Task details: Filter the listing below, copying every line in which the word "running" appears.

[Saved entries]
────
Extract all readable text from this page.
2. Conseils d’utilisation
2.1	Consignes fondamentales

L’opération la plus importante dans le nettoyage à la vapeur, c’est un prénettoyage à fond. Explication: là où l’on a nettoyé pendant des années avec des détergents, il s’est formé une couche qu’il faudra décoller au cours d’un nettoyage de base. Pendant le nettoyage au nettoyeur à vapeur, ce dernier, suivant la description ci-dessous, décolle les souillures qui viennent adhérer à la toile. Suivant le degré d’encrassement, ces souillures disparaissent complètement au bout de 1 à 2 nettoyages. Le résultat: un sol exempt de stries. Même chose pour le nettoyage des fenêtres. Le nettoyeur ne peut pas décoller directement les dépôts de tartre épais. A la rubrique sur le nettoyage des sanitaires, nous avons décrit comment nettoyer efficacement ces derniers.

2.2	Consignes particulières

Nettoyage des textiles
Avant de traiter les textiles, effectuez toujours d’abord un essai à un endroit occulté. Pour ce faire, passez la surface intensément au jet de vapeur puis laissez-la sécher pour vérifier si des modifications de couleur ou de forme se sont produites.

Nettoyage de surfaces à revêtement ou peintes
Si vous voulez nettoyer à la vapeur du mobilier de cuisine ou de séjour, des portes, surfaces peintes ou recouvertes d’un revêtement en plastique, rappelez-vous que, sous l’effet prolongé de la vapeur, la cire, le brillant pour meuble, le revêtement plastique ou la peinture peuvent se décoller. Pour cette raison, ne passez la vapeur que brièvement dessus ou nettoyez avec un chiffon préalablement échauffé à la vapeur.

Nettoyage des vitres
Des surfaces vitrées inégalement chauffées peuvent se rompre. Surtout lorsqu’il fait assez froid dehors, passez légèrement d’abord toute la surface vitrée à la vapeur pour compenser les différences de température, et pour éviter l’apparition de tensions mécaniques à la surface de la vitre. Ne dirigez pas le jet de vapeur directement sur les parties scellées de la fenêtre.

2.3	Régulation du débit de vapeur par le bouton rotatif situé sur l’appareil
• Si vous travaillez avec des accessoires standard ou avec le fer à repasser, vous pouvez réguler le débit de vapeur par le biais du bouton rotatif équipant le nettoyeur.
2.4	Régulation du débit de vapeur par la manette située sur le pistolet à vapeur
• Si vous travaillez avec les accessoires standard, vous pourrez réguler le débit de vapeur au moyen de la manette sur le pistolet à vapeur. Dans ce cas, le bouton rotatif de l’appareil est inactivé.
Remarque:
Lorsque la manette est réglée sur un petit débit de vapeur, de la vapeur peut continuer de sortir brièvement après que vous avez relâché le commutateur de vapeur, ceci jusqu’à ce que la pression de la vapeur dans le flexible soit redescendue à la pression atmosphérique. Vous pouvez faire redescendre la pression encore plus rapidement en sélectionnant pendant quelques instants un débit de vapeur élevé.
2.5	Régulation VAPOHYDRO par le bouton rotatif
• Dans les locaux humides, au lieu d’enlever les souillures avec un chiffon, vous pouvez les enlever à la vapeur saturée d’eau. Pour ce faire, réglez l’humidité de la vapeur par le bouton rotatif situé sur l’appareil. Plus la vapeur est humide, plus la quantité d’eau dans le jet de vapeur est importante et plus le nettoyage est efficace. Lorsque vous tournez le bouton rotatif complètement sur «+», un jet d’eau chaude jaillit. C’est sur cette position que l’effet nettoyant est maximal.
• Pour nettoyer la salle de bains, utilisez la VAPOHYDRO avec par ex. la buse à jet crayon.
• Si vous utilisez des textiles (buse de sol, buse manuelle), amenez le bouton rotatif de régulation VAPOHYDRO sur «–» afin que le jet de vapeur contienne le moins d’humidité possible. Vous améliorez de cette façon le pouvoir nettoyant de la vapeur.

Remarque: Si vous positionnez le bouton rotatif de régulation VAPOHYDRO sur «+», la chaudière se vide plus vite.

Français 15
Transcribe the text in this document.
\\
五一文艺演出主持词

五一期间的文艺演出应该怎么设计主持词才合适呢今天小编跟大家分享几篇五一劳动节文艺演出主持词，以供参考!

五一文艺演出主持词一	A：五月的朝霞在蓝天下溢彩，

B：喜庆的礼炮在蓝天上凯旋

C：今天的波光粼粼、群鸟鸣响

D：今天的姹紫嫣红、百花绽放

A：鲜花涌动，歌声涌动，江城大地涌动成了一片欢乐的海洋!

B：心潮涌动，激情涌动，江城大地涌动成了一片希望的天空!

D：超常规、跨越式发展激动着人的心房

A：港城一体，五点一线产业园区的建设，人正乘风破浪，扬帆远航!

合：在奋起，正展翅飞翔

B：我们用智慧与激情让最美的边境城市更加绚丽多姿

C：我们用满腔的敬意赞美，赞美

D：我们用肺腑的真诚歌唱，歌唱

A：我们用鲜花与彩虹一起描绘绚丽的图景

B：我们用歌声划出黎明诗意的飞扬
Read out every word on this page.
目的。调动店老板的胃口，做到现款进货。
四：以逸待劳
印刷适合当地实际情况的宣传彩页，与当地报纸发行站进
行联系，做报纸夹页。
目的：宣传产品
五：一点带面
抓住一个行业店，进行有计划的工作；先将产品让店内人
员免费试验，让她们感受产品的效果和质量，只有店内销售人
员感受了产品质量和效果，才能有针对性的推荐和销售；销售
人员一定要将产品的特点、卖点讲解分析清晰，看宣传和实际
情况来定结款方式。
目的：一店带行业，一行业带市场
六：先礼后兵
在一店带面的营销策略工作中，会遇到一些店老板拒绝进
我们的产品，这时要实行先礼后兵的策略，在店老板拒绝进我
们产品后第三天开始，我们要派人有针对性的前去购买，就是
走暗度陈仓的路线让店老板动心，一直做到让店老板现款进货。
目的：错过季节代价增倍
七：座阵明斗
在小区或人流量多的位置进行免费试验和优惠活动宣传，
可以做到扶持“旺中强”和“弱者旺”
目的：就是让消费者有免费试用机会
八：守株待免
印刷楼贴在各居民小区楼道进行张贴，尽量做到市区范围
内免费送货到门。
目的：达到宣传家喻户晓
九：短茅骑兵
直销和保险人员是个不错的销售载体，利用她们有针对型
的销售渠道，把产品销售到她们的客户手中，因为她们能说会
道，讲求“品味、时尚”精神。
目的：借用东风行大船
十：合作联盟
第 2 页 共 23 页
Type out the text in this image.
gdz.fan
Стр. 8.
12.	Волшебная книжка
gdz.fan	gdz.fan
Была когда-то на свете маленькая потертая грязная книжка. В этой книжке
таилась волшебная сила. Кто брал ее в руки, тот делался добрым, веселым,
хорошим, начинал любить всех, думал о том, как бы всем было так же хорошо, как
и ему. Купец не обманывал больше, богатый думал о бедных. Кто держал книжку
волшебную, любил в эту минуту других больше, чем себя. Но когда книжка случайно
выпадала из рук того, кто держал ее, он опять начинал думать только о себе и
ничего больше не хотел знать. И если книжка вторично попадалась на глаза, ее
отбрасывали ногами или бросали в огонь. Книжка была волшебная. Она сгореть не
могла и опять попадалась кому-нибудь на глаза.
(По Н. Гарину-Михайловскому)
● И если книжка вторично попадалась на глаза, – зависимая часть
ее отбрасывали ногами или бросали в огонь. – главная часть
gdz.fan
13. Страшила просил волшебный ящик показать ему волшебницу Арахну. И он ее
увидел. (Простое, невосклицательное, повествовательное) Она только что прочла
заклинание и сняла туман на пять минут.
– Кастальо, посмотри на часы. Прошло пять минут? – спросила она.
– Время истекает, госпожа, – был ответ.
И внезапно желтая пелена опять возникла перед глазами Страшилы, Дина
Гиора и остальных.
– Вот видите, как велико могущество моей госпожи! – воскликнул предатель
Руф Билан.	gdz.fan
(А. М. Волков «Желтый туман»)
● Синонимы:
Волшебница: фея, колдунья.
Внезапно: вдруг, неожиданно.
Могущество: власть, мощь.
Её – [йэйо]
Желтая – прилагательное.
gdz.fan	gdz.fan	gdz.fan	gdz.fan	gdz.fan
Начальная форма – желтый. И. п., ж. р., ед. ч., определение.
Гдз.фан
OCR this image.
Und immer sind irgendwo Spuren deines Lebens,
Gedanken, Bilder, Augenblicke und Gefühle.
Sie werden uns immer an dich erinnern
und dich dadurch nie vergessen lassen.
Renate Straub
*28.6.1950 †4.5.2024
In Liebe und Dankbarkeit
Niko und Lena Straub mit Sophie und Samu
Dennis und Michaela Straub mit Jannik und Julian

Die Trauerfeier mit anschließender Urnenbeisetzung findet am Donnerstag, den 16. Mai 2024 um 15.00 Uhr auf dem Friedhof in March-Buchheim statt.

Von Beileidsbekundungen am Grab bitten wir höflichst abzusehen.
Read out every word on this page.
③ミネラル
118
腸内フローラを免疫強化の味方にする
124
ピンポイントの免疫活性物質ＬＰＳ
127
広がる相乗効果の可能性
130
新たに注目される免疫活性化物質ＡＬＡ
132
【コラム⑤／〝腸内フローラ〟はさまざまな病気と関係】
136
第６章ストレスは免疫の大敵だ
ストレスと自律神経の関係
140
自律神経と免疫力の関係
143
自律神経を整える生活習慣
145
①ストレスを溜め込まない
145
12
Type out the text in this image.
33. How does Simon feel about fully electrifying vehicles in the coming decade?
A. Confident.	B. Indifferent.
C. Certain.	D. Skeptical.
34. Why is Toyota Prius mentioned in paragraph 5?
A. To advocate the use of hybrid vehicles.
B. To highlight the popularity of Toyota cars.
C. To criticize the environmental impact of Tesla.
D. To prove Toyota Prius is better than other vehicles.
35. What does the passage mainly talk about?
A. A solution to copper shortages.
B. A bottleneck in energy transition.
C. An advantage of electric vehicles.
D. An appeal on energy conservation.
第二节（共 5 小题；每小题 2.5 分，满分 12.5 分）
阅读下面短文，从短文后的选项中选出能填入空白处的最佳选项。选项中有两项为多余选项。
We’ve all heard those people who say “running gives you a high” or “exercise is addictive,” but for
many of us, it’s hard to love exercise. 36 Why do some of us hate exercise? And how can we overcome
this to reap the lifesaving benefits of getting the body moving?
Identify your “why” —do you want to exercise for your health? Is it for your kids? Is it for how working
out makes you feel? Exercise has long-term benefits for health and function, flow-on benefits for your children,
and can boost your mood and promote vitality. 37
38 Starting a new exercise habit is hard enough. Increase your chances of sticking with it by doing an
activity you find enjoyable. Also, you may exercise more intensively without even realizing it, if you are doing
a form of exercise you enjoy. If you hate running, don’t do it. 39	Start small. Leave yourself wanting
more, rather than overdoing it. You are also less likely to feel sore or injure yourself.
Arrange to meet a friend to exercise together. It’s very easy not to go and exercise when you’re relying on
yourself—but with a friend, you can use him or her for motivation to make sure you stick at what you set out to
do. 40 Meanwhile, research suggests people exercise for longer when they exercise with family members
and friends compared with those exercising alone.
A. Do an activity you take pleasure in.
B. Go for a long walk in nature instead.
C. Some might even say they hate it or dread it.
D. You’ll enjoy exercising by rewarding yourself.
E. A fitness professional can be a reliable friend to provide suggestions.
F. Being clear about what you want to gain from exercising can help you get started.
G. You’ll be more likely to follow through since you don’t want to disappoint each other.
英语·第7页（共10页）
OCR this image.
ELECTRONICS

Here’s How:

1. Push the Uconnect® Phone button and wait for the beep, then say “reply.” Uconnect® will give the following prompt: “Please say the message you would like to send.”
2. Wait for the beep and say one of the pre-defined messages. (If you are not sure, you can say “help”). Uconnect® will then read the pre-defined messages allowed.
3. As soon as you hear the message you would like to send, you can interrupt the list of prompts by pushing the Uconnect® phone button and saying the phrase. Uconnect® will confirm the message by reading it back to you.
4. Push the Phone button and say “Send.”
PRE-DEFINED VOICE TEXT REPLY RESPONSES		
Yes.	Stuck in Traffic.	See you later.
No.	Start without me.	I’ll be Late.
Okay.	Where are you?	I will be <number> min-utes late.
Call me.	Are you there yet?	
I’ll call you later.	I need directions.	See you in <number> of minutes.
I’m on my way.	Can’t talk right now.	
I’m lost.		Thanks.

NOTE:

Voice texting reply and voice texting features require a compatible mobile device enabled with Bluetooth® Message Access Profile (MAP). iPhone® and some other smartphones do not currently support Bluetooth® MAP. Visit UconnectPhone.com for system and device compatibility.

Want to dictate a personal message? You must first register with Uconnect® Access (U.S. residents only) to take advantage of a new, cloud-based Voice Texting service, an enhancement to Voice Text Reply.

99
────
Solution:
We’ve all heard those people who say “running gives you a high” or “exercise is addictive,” but for
a form of exercise you enjoy. If you hate running, don’t do it. 39	Start small. Leave yourself wanting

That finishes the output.